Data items
════════

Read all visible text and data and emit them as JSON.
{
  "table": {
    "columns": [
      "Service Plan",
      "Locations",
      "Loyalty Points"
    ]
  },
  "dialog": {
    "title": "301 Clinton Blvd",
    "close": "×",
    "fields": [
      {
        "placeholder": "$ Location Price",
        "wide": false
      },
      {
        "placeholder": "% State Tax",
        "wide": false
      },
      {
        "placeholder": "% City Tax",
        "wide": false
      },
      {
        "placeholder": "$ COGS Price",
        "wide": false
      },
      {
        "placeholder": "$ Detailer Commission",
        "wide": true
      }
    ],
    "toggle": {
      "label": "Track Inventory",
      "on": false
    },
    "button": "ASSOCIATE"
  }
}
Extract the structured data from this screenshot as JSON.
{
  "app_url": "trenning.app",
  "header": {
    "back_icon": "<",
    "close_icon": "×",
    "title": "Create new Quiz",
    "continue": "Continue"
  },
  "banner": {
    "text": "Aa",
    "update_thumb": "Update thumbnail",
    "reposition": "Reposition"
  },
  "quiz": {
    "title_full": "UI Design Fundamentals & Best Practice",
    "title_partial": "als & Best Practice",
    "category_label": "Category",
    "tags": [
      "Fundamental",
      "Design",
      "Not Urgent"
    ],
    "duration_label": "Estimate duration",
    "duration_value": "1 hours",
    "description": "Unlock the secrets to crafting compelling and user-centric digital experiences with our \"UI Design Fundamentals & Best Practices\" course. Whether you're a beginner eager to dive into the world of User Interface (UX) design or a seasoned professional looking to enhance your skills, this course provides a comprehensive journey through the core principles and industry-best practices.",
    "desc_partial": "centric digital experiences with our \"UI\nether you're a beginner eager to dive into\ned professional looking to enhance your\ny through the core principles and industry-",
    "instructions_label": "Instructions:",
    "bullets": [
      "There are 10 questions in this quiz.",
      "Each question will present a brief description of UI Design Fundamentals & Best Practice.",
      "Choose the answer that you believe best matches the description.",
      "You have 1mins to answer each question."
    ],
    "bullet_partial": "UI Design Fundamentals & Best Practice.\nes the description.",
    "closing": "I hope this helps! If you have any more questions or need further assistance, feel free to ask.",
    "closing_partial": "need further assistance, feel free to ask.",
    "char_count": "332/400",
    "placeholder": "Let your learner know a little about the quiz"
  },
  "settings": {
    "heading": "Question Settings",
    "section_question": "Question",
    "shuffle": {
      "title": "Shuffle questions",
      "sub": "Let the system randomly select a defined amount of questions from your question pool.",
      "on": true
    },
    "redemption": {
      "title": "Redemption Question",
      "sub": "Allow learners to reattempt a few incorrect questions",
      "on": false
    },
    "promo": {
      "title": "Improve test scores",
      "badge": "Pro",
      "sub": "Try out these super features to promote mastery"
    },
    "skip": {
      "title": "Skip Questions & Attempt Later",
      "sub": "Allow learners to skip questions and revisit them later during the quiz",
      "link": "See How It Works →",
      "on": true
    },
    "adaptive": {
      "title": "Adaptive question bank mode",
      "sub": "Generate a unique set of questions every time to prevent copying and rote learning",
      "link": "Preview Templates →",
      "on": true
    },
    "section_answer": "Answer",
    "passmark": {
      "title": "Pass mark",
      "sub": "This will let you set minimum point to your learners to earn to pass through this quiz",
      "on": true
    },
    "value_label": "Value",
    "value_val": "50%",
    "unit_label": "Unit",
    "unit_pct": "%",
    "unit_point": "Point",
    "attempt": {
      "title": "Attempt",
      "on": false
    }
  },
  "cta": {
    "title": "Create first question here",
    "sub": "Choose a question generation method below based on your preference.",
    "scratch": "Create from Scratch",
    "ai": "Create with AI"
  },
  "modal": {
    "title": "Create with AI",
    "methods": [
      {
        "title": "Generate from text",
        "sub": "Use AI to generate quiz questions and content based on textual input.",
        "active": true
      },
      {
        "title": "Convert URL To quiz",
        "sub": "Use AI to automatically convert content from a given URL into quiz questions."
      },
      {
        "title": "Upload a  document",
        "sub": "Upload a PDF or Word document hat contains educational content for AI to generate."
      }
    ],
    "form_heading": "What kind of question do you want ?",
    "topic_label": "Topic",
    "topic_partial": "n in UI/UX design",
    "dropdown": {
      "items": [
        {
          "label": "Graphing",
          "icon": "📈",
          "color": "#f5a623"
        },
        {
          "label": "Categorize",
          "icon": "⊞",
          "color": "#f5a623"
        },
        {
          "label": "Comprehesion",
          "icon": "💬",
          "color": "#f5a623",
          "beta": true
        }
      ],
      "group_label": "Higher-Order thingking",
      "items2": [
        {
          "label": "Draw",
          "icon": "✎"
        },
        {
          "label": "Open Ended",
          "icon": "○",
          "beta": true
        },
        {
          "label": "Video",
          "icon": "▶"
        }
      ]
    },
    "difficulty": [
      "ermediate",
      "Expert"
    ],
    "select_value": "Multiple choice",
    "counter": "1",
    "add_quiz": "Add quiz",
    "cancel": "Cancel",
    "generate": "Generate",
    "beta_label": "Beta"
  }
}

════════

WHAT YOU NEED TO DO - Reproduce the full listing above, character for character.

RESULT -
Read all visible text and data and emit them as JSON.
{
  "table": {
    "columns": [
      "Service Plan",
      "Locations",
      "Loyalty Points"
    ]
  },
  "dialog": {
    "title": "301 Clinton Blvd",
    "close": "×",
    "fields": [
      {
        "placeholder": "$ Location Price",
        "wide": false
      },
      {
        "placeholder": "% State Tax",
        "wide": false
      },
      {
        "placeholder": "% City Tax",
        "wide": false
      },
      {
        "placeholder": "$ COGS Price",
        "wide": false
      },
      {
        "placeholder": "$ Detailer Commission",
        "wide": true
      }
    ],
    "toggle": {
      "label": "Track Inventory",
      "on": false
    },
    "button": "ASSOCIATE"
  }
}
Extract the structured data from this screenshot as JSON.
{
  "app_url": "trenning.app",
  "header": {
    "back_icon": "<",
    "close_icon": "×",
    "title": "Create new Quiz",
    "continue": "Continue"
  },
  "banner": {
    "text": "Aa",
    "update_thumb": "Update thumbnail",
    "reposition": "Reposition"
  },
  "quiz": {
    "title_full": "UI Design Fundamentals & Best Practice",
    "title_partial": "als & Best Practice",
    "category_label": "Category",
    "tags": [
      "Fundamental",
      "Design",
      "Not Urgent"
    ],
    "duration_label": "Estimate duration",
    "duration_value": "1 hours",
    "description": "Unlock the secrets to crafting compelling and user-centric digital experiences with our \"UI Design Fundamentals & Best Practices\" course. Whether you're a beginner eager to dive into the world of User Interface (UX) design or a seasoned professional looking to enhance your skills, this course provides a comprehensive journey through the core principles and industry-best practices.",
    "desc_partial": "centric digital experiences with our \"UI\nether you're a beginner eager to dive into\ned professional looking to enhance your\ny through the core principles and industry-",
    "instructions_label": "Instructions:",
    "bullets": [
      "There are 10 questions in this quiz.",
      "Each question will present a brief description of UI Design Fundamentals & Best Practice.",
      "Choose the answer that you believe best matches the description.",
      "You have 1mins to answer each question."
    ],
    "bullet_partial": "UI Design Fundamentals & Best Practice.\nes the description.",
    "closing": "I hope this helps! If you have any more questions or need further assistance, feel free to ask.",
    "closing_partial": "need further assistance, feel free to ask.",
    "char_count": "332/400",
    "placeholder": "Let your learner know a little about the quiz"
  },
  "settings": {
    "heading": "Question Settings",
    "section_question": "Question",
    "shuffle": {
      "title": "Shuffle questions",
      "sub": "Let the system randomly select a defined amount of questions from your question pool.",
      "on": true
    },
    "redemption": {
      "title": "Redemption Question",
      "sub": "Allow learners to reattempt a few incorrect questions",
      "on": false
    },
    "promo": {
      "title": "Improve test scores",
      "badge": "Pro",
      "sub": "Try out these super features to promote mastery"
    },
    "skip": {
      "title": "Skip Questions & Attempt Later",
      "sub": "Allow learners to skip questions and revisit them later during the quiz",
      "link": "See How It Works →",
      "on": true
    },
    "adaptive": {
      "title": "Adaptive question bank mode",
      "sub": "Generate a unique set of questions every time to prevent copying and rote learning",
      "link": "Preview Templates →",
      "on": true
    },
    "section_answer": "Answer",
    "passmark": {
      "title": "Pass mark",
      "sub": "This will let you set minimum point to your learners to earn to pass through this quiz",
      "on": true
    },
    "value_label": "Value",
    "value_val": "50%",
    "unit_label": "Unit",
    "unit_pct": "%",
    "unit_point": "Point",
    "attempt": {
      "title": "Attempt",
      "on": false
    }
  },
  "cta": {
    "title": "Create first question here",
    "sub": "Choose a question generation method below based on your preference.",
    "scratch": "Create from Scratch",
    "ai": "Create with AI"
  },
  "modal": {
    "title": "Create with AI",
    "methods": [
      {
        "title": "Generate from text",
        "sub": "Use AI to generate quiz questions and content based on textual input.",
        "active": true
      },
      {
        "title": "Convert URL To quiz",
        "sub": "Use AI to automatically convert content from a given URL into quiz questions."
      },
      {
        "title": "Upload a  document",
        "sub": "Upload a PDF or Word document hat contains educational content for AI to generate."
      }
    ],
    "form_heading": "What kind of question do you want ?",
    "topic_label": "Topic",
    "topic_partial": "n in UI/UX design",
    "dropdown": {
      "items": [
        {
          "label": "Graphing",
          "icon": "📈",
          "color": "#f5a623"
        },
        {
          "label": "Categorize",
          "icon": "⊞",
          "color": "#f5a623"
        },
        {
          "label": "Comprehesion",
          "icon": "💬",
          "color": "#f5a623",
          "beta": true
        }
      ],
      "group_label": "Higher-Order thingking",
      "items2": [
        {
          "label": "Draw",
          "icon": "✎"
        },
        {
          "label": "Open Ended",
          "icon": "○",
          "beta": true
        },
        {
          "label": "Video",
          "icon": "▶"
        }
      ]
    },
    "difficulty": [
      "ermediate",
      "Expert"
    ],
    "select_value": "Multiple choice",
    "counter": "1",
    "add_quiz": "Add quiz",
    "cancel": "Cancel",
    "generate": "Generate",
    "beta_label": "Beta"
  }
}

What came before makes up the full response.